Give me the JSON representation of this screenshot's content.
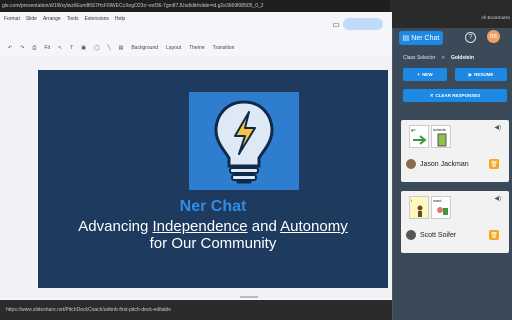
{
  "browser": {
    "url": "gle.com/presentation/d/1Wxylwz/iEum8fiS7HcF6lWECcXegO23o~esf36-7gm87JUsd/dit#slide=id.g2e3669f08505_0_2",
    "bookmarks_label": "All Bookmarks"
  },
  "slides_app": {
    "menu": [
      "Format",
      "Slide",
      "Arrange",
      "Tools",
      "Extensions",
      "Help"
    ],
    "toolbar": [
      "Fit",
      "Background",
      "Layout",
      "Theme",
      "Transition"
    ],
    "slide": {
      "title": "Ner Chat",
      "tagline_line1_pre": "Advancing ",
      "tagline_word1": "Independence",
      "tagline_mid": " and ",
      "tagline_word2": "Autonomy",
      "tagline_line2": "for Our Community"
    },
    "status_url": "https://www.slideshare.net/PitchDeckCoach/airbnb-first-pitch-deck-editable"
  },
  "panel": {
    "title": "Ner Chat",
    "avatar_initials": "BB",
    "breadcrumb": {
      "parent": "Class Selector",
      "separator": ">",
      "current": "Goldstein"
    },
    "buttons": {
      "new": "NEW",
      "resume": "RESUME",
      "clear": "CLEAR RESPONSES"
    },
    "responses": [
      {
        "symbols": [
          "go",
          "outside"
        ],
        "student": "Jason Jackman"
      },
      {
        "symbols": [
          "I",
          "want"
        ],
        "student": "Scott Soifer"
      }
    ]
  },
  "colors": {
    "slide_bg": "#1e3a5f",
    "accent_blue": "#1e88e5",
    "panel_bg": "#3b4a59",
    "trash": "#f5a623"
  }
}
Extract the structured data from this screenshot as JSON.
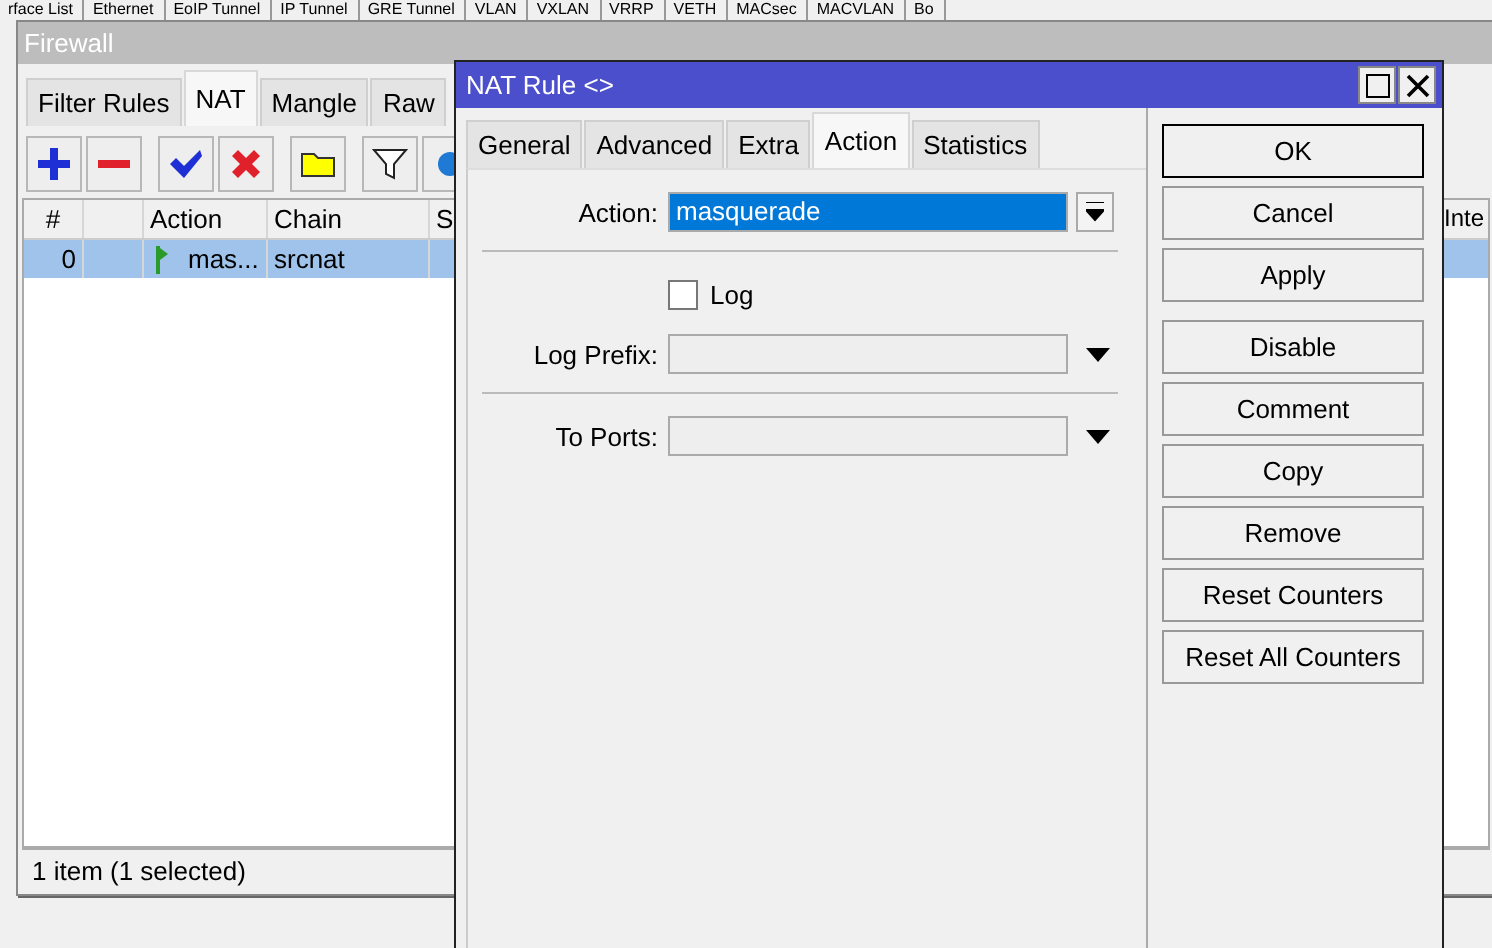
{
  "background_tabs": [
    "rface List",
    "Ethernet",
    "EoIP Tunnel",
    "IP Tunnel",
    "GRE Tunnel",
    "VLAN",
    "VXLAN",
    "VRRP",
    "VETH",
    "MACsec",
    "MACVLAN",
    "Bo"
  ],
  "firewall": {
    "title": "Firewall",
    "tabs": [
      {
        "label": "Filter Rules",
        "selected": false
      },
      {
        "label": "NAT",
        "selected": true
      },
      {
        "label": "Mangle",
        "selected": false
      },
      {
        "label": "Raw",
        "selected": false
      }
    ],
    "table": {
      "columns": [
        "#",
        "Action",
        "Chain",
        "S"
      ],
      "cut_column": "Inte",
      "rows": [
        {
          "number": "0",
          "action": "mas...",
          "chain": "srcnat",
          "selected": true
        }
      ]
    },
    "status_bar": "1 item (1 selected)"
  },
  "dialog": {
    "title": "NAT Rule <>",
    "tabs": [
      {
        "label": "General",
        "selected": false
      },
      {
        "label": "Advanced",
        "selected": false
      },
      {
        "label": "Extra",
        "selected": false
      },
      {
        "label": "Action",
        "selected": true
      },
      {
        "label": "Statistics",
        "selected": false
      }
    ],
    "action": {
      "label": "Action:",
      "value": "masquerade"
    },
    "log": {
      "label": "Log",
      "checked": false
    },
    "log_prefix": {
      "label": "Log Prefix:"
    },
    "to_ports": {
      "label": "To Ports:"
    },
    "buttons": [
      {
        "label": "OK",
        "default": true
      },
      {
        "label": "Cancel",
        "default": false
      },
      {
        "label": "Apply",
        "default": false
      }
    ],
    "rule_buttons": [
      {
        "label": "Disable"
      },
      {
        "label": "Comment"
      },
      {
        "label": "Copy"
      },
      {
        "label": "Remove"
      },
      {
        "label": "Reset Counters"
      },
      {
        "label": "Reset All Counters"
      }
    ]
  }
}
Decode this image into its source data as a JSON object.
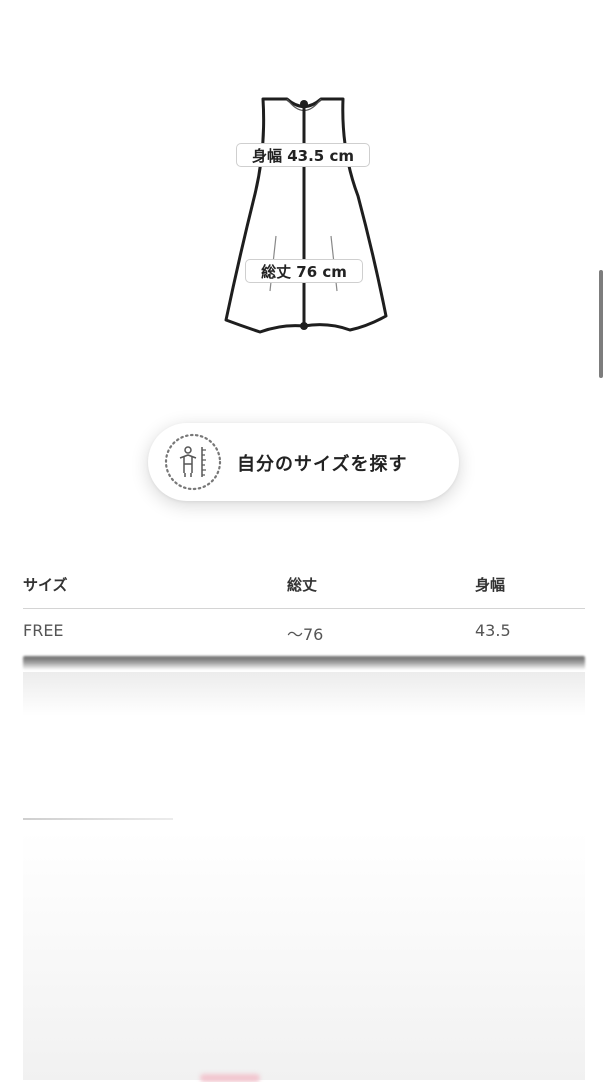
{
  "diagram": {
    "width_label": "身幅 43.5 cm",
    "length_label": "総丈 76 cm"
  },
  "find_size_button": {
    "label": "自分のサイズを探す",
    "icon": "body-measure-icon"
  },
  "size_table": {
    "headers": [
      "サイズ",
      "総丈",
      "身幅"
    ],
    "rows": [
      [
        "FREE",
        "〜76",
        "43.5"
      ]
    ]
  }
}
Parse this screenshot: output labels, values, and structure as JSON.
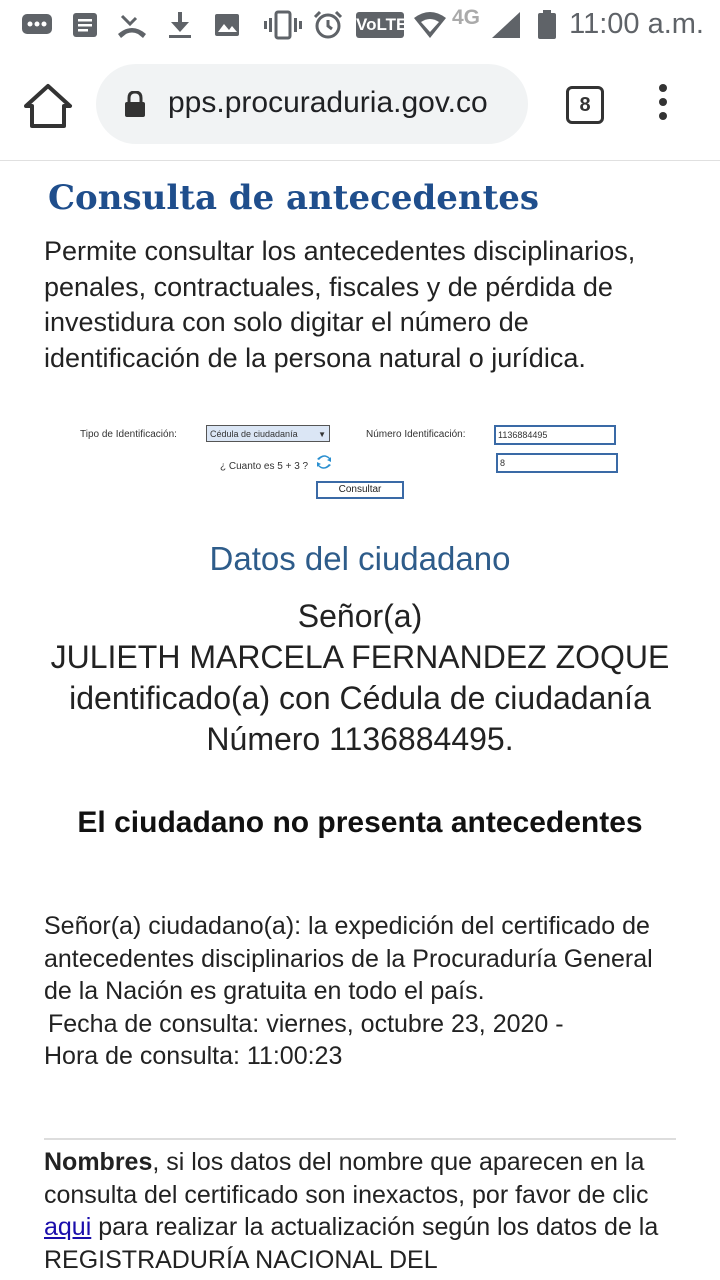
{
  "status_bar": {
    "time": "11:00 a.m.",
    "network": "4G",
    "volte": "VoLTE",
    "icons": [
      "chat-icon",
      "message-icon",
      "missed-call-icon",
      "download-icon",
      "image-icon",
      "vibrate-icon",
      "alarm-icon",
      "volte-icon",
      "wifi-icon",
      "signal-icon",
      "battery-icon"
    ]
  },
  "browser": {
    "url": "pps.procuraduria.gov.co",
    "tab_count": "8"
  },
  "page": {
    "title": "Consulta de antecedentes",
    "intro": "Permite consultar los antecedentes disciplinarios, penales, contractuales, fiscales y de pérdida de investidura con solo digitar el número de identificación de la persona natural o jurídica.",
    "form": {
      "id_type_label": "Tipo de Identificación:",
      "id_type_value": "Cédula de ciudadanía",
      "id_number_label": "Número Identificación:",
      "id_number_value": "1136884495",
      "captcha_question": "¿ Cuanto es 5 + 3 ?",
      "captcha_answer": "8",
      "submit_label": "Consultar"
    },
    "datos_heading": "Datos del ciudadano",
    "citizen": {
      "line1": "Señor(a)",
      "line2": "JULIETH MARCELA FERNANDEZ ZOQUE",
      "line3": "identificado(a) con Cédula de ciudadanía",
      "line4": "Número 1136884495."
    },
    "result": "El ciudadano no presenta antecedentes",
    "notice": {
      "text": "Señor(a) ciudadano(a): la expedición del certificado de antecedentes disciplinarios de la Procuraduría General de la Nación es gratuita en todo el país.",
      "fecha": "Fecha de consulta: viernes, octubre 23, 2020 -",
      "hora": "Hora de consulta: 11:00:23"
    },
    "nombres": {
      "bold": "Nombres",
      "text1": ", si los datos del nombre que aparecen en la consulta del certificado son inexactos, por favor de clic ",
      "link": "aqui",
      "text2": " para realizar la actualización según los datos de la REGISTRADURÍA NACIONAL DEL"
    }
  }
}
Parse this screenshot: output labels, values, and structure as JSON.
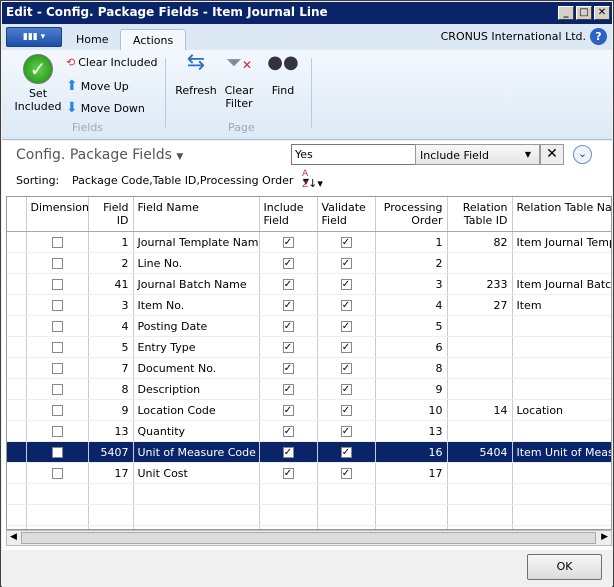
{
  "window": {
    "title": "Edit - Config. Package Fields - Item Journal Line"
  },
  "tabs": [
    {
      "label": "Home"
    },
    {
      "label": "Actions",
      "active": true
    }
  ],
  "company": "CRONUS International Ltd.",
  "ribbon": {
    "set_included": "Set Included",
    "clear_included": "Clear Included",
    "move_up": "Move Up",
    "move_down": "Move Down",
    "fields_group": "Fields",
    "refresh": "Refresh",
    "clear_filter": "Clear Filter",
    "find": "Find",
    "page_group": "Page"
  },
  "page": {
    "title": "Config. Package Fields",
    "filter_value": "Yes",
    "filter_field": "Include Field",
    "sorting_label": "Sorting:",
    "sorting_value": "Package Code,Table ID,Processing Order"
  },
  "columns": [
    "Dimension",
    "Field ID",
    "Field Name",
    "Include Field",
    "Validate Field",
    "Processing Order",
    "Relation Table ID",
    "Relation Table Name"
  ],
  "rows": [
    {
      "dim": false,
      "id": "1",
      "name": "Journal Template Name",
      "inc": true,
      "val": true,
      "order": "1",
      "rid": "82",
      "rname": "Item Journal Template"
    },
    {
      "dim": false,
      "id": "2",
      "name": "Line No.",
      "inc": true,
      "val": true,
      "order": "2",
      "rid": "",
      "rname": ""
    },
    {
      "dim": false,
      "id": "41",
      "name": "Journal Batch Name",
      "inc": true,
      "val": true,
      "order": "3",
      "rid": "233",
      "rname": "Item Journal Batch"
    },
    {
      "dim": false,
      "id": "3",
      "name": "Item No.",
      "inc": true,
      "val": true,
      "order": "4",
      "rid": "27",
      "rname": "Item"
    },
    {
      "dim": false,
      "id": "4",
      "name": "Posting Date",
      "inc": true,
      "val": true,
      "order": "5",
      "rid": "",
      "rname": ""
    },
    {
      "dim": false,
      "id": "5",
      "name": "Entry Type",
      "inc": true,
      "val": true,
      "order": "6",
      "rid": "",
      "rname": ""
    },
    {
      "dim": false,
      "id": "7",
      "name": "Document No.",
      "inc": true,
      "val": true,
      "order": "8",
      "rid": "",
      "rname": ""
    },
    {
      "dim": false,
      "id": "8",
      "name": "Description",
      "inc": true,
      "val": true,
      "order": "9",
      "rid": "",
      "rname": ""
    },
    {
      "dim": false,
      "id": "9",
      "name": "Location Code",
      "inc": true,
      "val": true,
      "order": "10",
      "rid": "14",
      "rname": "Location"
    },
    {
      "dim": false,
      "id": "13",
      "name": "Quantity",
      "inc": true,
      "val": true,
      "order": "13",
      "rid": "",
      "rname": ""
    },
    {
      "dim": false,
      "id": "5407",
      "name": "Unit of Measure Code",
      "inc": true,
      "val": true,
      "order": "16",
      "rid": "5404",
      "rname": "Item Unit of Measure",
      "selected": true
    },
    {
      "dim": false,
      "id": "17",
      "name": "Unit Cost",
      "inc": true,
      "val": true,
      "order": "17",
      "rid": "",
      "rname": ""
    }
  ],
  "ok_label": "OK"
}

Written request: In the listing, find all lines with the string "ciudadano" and copy them.

Output of the exercise:
    "datos_heading": "Datos del ciudadano",
    "result": "El ciudadano no presenta antecedentes",
      "text": "Señor(a) ciudadano(a): la expedición del certificado de antecedentes disciplinarios de la Procuraduría General de la Nación es gratuita en todo el país.",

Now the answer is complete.